— START Records supplied —

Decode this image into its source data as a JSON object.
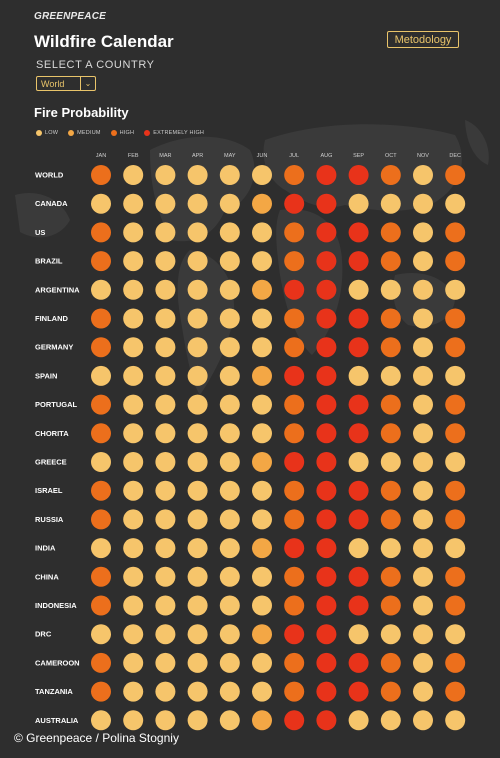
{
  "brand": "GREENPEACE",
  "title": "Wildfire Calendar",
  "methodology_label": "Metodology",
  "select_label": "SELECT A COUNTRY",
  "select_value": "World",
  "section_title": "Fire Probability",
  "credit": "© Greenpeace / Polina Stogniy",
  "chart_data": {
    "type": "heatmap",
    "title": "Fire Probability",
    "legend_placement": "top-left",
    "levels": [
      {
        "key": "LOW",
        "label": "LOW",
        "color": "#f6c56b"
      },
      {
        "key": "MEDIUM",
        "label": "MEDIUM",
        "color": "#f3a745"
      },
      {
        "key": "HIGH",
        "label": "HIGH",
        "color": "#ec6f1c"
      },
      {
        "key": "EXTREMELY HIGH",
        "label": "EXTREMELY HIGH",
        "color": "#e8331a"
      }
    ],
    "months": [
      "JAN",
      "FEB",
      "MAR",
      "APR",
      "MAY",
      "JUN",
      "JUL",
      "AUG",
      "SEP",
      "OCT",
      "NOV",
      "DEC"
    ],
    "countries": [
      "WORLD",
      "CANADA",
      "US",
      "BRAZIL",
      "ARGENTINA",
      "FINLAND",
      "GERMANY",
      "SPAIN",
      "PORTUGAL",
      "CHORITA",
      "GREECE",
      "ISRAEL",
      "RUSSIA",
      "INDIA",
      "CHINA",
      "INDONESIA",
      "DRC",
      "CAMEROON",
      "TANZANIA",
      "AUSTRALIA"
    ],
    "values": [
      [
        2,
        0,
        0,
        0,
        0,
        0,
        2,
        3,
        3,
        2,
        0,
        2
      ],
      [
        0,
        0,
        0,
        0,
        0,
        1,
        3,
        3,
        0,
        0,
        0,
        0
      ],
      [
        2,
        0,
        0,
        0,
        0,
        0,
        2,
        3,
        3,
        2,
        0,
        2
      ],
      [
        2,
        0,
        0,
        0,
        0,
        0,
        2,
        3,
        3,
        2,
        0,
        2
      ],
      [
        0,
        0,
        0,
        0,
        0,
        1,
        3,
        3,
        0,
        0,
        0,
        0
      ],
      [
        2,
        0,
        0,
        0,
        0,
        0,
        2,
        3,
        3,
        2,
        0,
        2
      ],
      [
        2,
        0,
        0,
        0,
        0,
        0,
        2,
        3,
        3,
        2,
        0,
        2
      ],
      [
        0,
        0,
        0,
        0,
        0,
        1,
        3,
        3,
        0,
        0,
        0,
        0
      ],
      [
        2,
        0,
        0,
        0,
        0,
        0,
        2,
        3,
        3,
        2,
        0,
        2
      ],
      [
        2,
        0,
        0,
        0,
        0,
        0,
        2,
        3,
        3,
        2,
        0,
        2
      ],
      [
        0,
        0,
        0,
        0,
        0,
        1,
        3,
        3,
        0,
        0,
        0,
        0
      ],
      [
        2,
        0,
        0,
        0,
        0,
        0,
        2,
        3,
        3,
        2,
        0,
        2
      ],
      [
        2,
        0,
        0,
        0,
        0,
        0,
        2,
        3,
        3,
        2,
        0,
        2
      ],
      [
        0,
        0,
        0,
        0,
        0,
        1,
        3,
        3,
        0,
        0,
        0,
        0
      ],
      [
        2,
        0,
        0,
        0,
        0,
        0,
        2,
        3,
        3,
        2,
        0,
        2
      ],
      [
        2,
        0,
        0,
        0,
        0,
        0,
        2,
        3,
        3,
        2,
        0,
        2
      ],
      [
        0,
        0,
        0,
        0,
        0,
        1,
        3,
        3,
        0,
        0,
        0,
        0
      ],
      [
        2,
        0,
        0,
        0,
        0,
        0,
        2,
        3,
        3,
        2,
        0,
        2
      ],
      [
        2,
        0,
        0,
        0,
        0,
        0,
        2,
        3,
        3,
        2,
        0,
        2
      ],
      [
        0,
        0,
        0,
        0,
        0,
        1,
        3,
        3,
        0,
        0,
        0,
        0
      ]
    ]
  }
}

— END Records supplied —
— START Records supplied —

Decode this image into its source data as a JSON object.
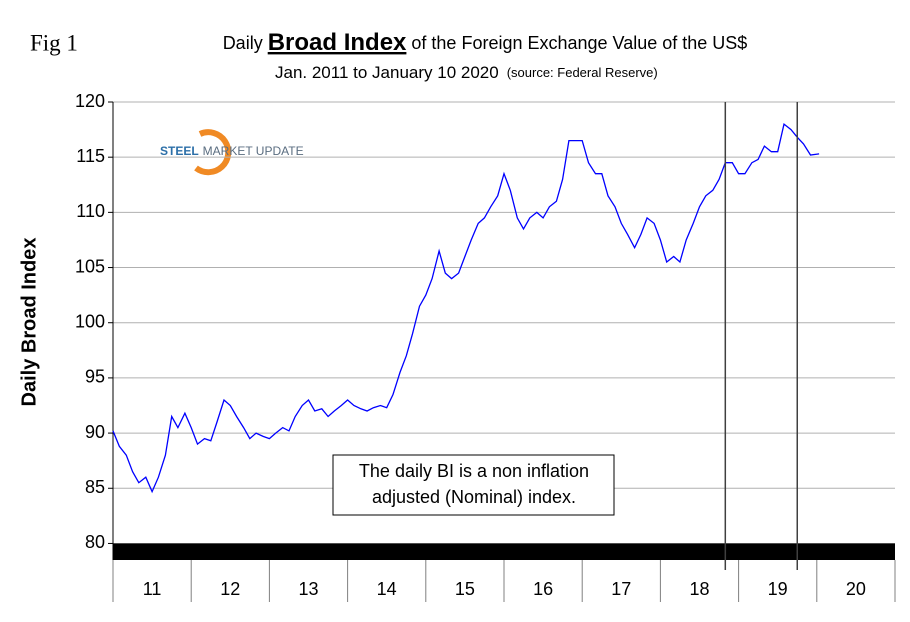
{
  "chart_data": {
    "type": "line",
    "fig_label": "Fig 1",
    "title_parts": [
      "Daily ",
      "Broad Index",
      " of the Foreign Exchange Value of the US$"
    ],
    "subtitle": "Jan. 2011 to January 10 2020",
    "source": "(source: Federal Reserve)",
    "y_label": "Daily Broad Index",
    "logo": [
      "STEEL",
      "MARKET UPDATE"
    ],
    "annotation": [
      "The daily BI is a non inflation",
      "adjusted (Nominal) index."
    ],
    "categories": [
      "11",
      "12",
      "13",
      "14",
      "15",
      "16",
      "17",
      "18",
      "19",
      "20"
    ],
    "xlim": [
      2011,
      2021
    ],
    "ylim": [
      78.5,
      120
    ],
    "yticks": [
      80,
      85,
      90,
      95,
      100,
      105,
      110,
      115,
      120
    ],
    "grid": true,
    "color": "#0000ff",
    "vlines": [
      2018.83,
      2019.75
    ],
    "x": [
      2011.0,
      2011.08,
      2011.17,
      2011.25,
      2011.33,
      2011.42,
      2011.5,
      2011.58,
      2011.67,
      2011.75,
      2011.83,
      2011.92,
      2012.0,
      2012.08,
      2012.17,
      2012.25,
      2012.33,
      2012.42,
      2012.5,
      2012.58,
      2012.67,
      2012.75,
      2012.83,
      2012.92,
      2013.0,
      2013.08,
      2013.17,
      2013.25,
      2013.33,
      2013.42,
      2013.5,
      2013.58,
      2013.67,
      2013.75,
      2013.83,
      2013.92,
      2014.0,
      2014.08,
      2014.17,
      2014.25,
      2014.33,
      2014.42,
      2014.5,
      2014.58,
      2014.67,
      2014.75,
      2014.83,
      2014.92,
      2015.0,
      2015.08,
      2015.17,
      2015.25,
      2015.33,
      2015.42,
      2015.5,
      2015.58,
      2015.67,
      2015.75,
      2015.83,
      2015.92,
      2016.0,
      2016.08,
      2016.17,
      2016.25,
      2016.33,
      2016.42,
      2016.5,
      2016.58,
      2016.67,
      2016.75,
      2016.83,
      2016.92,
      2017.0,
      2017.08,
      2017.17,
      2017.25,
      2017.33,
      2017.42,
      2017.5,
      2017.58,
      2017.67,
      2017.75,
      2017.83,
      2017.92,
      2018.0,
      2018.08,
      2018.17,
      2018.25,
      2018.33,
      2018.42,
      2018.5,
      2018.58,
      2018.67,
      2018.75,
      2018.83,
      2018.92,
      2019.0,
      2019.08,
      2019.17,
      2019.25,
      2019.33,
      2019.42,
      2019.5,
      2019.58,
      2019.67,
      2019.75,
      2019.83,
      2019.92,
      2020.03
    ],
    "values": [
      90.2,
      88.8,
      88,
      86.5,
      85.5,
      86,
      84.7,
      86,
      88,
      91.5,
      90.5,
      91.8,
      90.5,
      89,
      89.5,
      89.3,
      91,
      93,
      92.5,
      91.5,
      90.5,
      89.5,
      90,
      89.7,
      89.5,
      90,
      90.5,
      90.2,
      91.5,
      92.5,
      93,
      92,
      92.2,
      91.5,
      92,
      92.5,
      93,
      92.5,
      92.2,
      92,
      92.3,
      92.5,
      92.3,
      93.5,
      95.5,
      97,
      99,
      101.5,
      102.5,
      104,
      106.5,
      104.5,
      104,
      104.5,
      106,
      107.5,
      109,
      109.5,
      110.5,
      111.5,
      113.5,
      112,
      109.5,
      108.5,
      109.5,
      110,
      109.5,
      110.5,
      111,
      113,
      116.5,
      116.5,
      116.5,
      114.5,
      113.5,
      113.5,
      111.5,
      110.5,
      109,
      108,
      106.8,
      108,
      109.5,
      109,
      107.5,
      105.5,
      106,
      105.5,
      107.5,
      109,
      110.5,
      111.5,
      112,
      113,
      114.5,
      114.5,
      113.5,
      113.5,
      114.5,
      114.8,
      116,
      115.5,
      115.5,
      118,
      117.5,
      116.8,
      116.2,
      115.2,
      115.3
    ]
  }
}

— END Records supplied —

*Task goal:* Of all the lines in the data above, state how many include "EXTREMELY". Say only the number.

*Written reply:* 2